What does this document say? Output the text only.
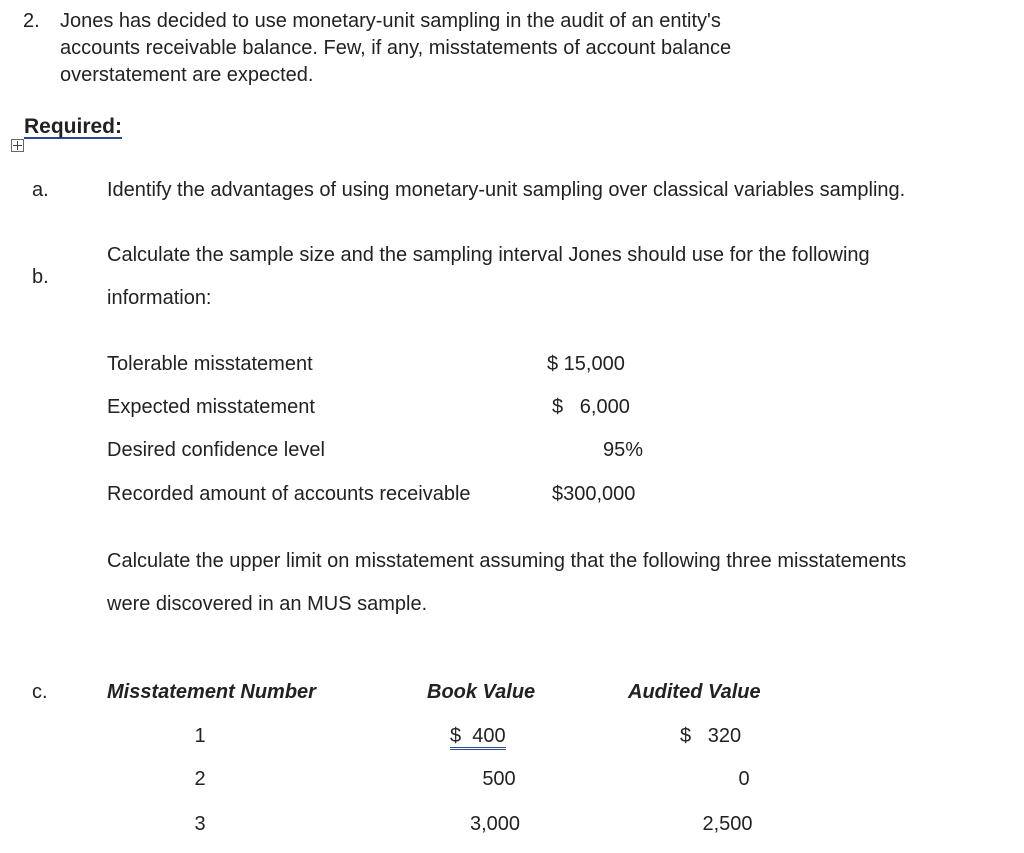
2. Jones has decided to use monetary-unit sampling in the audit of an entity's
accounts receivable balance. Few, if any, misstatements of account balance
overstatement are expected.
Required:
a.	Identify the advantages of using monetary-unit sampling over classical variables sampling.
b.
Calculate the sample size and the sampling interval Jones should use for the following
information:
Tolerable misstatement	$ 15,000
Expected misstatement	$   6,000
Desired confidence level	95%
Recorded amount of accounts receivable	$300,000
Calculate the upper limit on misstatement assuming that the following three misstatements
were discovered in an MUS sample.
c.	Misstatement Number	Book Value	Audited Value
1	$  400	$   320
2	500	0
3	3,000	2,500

→ **PROBLEM**
Give the entries again word for word, but skip the pictures.

→ **RESPONSE FOR THIS EXERCISE**
What does this document say? Output the text only.
2. Jones has decided to use monetary-unit sampling in the audit of an entity's
accounts receivable balance. Few, if any, misstatements of account balance
overstatement are expected.
Required:
a.	Identify the advantages of using monetary-unit sampling over classical variables sampling.
b.
Calculate the sample size and the sampling interval Jones should use for the following
information:
Tolerable misstatement	$ 15,000
Expected misstatement	$   6,000
Desired confidence level	95%
Recorded amount of accounts receivable	$300,000
Calculate the upper limit on misstatement assuming that the following three misstatements
were discovered in an MUS sample.
c.	Misstatement Number	Book Value	Audited Value
1	$  400	$   320
2	500	0
3	3,000	2,500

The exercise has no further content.